■ What to produce ■
Gather every line in the records below that contains the word "Subtitle".

(Stored data)
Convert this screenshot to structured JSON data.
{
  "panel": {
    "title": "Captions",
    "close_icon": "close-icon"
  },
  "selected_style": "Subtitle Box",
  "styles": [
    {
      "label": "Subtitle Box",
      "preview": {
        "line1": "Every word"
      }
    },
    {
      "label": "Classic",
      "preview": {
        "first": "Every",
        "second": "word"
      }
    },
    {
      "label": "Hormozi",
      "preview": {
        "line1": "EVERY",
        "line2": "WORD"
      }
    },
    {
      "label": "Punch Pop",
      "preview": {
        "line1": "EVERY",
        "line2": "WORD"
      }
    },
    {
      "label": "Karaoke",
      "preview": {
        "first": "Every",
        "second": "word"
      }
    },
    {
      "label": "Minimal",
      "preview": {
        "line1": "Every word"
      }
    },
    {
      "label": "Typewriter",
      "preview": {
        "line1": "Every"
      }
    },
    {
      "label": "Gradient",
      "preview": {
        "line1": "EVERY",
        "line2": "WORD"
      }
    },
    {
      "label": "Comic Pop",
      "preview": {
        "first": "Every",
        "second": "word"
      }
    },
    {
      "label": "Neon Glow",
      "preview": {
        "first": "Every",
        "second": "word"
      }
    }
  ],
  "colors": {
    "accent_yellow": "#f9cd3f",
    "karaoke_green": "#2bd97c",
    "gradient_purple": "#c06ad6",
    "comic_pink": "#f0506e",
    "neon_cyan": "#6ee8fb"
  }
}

■ Final result ■
  "selected_style": "Subtitle Box",
      "label": "Subtitle Box",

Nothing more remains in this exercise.